INPUT DATA -
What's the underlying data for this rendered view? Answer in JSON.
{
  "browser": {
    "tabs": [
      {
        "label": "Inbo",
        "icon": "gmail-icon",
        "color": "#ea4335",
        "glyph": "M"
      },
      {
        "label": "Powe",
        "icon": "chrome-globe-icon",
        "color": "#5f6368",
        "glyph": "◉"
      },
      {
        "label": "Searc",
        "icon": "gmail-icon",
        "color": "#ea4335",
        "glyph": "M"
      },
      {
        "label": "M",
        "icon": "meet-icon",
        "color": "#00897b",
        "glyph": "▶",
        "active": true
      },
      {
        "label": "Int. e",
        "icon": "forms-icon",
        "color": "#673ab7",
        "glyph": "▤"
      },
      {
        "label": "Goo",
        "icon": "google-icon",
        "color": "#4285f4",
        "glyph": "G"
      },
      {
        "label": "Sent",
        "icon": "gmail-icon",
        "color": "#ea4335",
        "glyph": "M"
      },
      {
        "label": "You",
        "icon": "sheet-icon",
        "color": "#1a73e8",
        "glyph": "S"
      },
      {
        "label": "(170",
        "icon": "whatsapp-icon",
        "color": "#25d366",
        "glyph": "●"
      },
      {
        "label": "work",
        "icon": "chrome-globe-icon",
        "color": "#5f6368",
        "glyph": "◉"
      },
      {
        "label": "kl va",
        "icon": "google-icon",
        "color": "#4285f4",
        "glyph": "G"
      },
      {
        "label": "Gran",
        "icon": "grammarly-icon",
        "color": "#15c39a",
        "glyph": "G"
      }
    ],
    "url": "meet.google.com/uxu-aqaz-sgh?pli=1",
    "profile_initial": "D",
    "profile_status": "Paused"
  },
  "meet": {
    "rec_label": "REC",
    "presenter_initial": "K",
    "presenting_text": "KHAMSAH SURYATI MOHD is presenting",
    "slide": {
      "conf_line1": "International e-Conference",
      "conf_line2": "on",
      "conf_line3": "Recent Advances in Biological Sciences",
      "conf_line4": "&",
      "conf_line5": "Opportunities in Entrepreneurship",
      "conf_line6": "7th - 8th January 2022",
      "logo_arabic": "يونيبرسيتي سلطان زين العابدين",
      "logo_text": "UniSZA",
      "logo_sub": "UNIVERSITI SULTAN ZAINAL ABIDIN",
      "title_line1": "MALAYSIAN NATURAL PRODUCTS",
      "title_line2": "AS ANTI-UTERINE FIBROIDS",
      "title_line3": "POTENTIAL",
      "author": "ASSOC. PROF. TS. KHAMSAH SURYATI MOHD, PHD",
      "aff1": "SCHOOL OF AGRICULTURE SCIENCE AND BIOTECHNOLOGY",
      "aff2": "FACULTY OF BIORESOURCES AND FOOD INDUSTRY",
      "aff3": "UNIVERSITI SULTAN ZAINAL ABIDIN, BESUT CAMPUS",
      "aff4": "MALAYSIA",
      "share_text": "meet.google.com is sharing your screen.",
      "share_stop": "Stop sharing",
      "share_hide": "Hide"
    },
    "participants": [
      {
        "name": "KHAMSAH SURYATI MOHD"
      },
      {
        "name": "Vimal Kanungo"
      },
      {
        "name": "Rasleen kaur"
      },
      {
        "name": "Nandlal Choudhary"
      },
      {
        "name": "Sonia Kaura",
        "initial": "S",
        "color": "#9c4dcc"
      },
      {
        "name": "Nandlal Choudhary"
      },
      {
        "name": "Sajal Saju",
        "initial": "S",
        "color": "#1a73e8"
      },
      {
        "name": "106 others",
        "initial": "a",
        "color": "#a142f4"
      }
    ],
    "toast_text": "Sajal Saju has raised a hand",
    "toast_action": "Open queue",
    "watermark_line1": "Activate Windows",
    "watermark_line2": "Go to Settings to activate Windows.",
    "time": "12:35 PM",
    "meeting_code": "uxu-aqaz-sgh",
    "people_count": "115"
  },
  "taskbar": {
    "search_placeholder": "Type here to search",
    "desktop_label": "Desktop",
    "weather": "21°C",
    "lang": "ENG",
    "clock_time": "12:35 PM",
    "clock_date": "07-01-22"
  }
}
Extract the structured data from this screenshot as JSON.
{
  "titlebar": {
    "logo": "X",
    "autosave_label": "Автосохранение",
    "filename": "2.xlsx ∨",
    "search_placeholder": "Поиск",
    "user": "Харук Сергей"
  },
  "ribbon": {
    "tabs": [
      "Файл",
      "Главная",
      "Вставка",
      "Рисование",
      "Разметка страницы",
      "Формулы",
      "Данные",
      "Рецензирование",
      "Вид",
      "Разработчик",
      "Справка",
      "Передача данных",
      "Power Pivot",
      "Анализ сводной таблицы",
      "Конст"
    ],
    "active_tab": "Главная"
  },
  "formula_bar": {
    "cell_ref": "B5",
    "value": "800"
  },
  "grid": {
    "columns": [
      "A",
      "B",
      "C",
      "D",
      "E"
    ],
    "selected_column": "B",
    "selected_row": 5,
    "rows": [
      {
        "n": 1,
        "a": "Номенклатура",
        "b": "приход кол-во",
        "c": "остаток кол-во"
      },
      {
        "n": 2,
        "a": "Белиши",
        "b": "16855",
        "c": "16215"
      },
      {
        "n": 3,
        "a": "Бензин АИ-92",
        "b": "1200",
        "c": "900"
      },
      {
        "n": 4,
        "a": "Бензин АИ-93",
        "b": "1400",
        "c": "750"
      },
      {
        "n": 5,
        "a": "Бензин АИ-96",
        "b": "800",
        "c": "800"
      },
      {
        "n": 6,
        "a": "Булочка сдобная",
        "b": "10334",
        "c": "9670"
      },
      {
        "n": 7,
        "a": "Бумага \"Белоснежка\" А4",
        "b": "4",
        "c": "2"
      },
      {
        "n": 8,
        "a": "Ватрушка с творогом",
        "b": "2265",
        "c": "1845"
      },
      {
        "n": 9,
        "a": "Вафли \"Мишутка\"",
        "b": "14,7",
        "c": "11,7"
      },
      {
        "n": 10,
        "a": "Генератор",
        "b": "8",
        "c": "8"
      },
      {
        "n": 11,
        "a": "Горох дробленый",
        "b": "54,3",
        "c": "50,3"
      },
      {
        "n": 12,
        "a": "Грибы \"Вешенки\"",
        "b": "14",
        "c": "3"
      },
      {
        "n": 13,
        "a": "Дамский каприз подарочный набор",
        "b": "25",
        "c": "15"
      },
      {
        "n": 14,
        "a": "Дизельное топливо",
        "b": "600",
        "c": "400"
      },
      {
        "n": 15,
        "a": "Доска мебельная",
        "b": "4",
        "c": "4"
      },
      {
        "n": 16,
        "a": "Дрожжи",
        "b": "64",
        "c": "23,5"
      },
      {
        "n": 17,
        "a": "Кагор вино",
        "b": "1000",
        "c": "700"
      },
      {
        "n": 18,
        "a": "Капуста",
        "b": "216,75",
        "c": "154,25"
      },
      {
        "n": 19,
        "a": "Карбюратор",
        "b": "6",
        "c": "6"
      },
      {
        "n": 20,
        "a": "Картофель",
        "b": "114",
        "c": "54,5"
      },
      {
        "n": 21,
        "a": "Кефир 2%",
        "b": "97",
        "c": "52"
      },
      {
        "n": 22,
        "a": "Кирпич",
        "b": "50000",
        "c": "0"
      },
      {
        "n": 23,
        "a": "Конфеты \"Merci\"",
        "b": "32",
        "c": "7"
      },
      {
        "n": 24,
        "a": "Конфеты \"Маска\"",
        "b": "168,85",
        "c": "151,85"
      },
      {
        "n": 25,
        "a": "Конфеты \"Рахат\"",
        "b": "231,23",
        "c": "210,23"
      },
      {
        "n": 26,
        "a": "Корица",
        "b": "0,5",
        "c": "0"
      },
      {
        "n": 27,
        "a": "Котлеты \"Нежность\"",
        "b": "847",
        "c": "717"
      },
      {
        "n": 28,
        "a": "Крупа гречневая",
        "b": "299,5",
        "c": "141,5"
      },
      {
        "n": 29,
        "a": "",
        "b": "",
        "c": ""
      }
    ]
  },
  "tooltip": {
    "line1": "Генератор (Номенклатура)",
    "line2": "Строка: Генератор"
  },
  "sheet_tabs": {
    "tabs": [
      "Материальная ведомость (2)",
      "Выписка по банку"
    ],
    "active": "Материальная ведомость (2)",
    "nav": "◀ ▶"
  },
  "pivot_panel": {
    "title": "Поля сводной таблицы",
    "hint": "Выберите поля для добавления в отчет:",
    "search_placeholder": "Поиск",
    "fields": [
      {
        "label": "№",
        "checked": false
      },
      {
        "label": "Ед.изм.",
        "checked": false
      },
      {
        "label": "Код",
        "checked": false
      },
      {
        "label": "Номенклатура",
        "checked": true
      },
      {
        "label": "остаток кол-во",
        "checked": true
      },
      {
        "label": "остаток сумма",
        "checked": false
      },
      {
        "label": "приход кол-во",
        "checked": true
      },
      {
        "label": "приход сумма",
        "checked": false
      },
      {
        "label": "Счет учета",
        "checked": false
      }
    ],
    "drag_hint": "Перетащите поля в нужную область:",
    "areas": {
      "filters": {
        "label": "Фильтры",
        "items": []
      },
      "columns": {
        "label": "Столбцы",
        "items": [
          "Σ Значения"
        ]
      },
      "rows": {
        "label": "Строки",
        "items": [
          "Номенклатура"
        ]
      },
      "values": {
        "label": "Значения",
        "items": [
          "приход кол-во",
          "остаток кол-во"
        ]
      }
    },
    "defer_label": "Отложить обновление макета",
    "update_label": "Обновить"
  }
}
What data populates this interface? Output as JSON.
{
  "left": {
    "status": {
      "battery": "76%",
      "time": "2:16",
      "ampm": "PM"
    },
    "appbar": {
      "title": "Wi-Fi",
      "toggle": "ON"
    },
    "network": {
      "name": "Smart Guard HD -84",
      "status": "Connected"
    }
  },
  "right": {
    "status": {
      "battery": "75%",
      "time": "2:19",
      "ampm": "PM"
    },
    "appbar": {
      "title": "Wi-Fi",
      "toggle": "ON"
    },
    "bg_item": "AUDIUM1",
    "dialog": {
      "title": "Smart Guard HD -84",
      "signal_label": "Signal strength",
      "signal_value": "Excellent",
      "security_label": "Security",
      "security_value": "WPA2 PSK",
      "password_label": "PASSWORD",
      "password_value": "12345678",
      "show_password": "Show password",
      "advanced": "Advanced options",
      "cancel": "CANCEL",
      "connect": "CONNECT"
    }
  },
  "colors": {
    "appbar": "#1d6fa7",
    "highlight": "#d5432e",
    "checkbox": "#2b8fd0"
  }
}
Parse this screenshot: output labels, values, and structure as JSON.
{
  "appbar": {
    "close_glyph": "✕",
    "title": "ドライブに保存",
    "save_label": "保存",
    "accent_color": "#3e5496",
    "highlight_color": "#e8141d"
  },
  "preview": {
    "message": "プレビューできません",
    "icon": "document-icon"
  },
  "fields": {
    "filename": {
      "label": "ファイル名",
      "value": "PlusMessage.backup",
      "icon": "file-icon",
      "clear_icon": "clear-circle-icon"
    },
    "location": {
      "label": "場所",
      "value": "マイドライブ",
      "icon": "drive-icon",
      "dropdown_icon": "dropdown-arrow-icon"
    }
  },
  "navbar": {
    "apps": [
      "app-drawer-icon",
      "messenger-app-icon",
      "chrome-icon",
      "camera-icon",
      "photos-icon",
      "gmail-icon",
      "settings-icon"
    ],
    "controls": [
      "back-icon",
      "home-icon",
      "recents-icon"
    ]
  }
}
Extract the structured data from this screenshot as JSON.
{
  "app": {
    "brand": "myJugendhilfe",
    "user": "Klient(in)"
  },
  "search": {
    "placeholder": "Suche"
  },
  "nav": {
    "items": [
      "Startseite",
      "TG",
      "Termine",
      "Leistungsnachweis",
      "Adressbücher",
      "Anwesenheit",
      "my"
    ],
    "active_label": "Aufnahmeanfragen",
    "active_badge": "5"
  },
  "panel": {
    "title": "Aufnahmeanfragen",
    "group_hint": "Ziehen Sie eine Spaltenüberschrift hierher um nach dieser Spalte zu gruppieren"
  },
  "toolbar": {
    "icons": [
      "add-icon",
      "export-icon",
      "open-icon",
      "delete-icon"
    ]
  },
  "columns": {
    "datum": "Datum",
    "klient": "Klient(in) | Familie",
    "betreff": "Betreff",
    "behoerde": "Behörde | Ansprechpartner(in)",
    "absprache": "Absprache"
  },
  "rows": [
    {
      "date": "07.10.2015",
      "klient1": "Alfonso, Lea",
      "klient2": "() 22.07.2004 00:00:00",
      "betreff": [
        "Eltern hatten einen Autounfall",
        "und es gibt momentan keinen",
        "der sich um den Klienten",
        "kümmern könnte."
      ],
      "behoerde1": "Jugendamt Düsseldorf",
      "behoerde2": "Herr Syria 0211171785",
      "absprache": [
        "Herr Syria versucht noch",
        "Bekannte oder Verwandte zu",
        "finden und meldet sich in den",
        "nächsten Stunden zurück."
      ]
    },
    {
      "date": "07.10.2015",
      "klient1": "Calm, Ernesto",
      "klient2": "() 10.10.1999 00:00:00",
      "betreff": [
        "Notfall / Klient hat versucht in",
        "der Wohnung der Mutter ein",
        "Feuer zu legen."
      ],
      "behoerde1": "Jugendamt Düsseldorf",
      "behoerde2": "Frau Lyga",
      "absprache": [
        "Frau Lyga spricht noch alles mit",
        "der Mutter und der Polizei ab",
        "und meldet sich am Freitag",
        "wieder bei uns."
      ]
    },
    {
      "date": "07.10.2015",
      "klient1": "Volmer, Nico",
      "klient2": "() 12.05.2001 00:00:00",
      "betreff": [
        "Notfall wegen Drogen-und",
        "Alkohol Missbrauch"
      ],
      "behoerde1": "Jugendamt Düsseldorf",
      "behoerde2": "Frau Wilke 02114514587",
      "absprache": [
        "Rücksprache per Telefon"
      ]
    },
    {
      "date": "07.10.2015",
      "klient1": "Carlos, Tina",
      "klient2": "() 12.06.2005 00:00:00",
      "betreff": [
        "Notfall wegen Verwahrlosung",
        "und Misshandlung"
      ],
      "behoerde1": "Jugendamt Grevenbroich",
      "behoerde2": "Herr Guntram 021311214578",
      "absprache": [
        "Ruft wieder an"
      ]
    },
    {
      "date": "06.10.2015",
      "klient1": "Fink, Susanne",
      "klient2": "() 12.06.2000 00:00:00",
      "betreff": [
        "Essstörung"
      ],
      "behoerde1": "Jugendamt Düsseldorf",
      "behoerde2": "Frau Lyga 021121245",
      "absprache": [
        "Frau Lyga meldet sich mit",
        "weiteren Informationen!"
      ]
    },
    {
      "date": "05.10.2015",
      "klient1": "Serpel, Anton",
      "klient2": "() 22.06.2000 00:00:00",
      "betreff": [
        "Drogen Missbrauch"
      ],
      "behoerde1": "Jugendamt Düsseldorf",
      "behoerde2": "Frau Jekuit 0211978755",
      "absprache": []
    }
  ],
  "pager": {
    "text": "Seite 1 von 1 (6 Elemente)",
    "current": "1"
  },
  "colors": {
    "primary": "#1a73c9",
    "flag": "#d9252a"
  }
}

AIM OF THE EXERCISE - Among the entries above, how many lines include the word "Windows"? Give the number with no comment.

ANSWER TO THIS EXERCISE - 2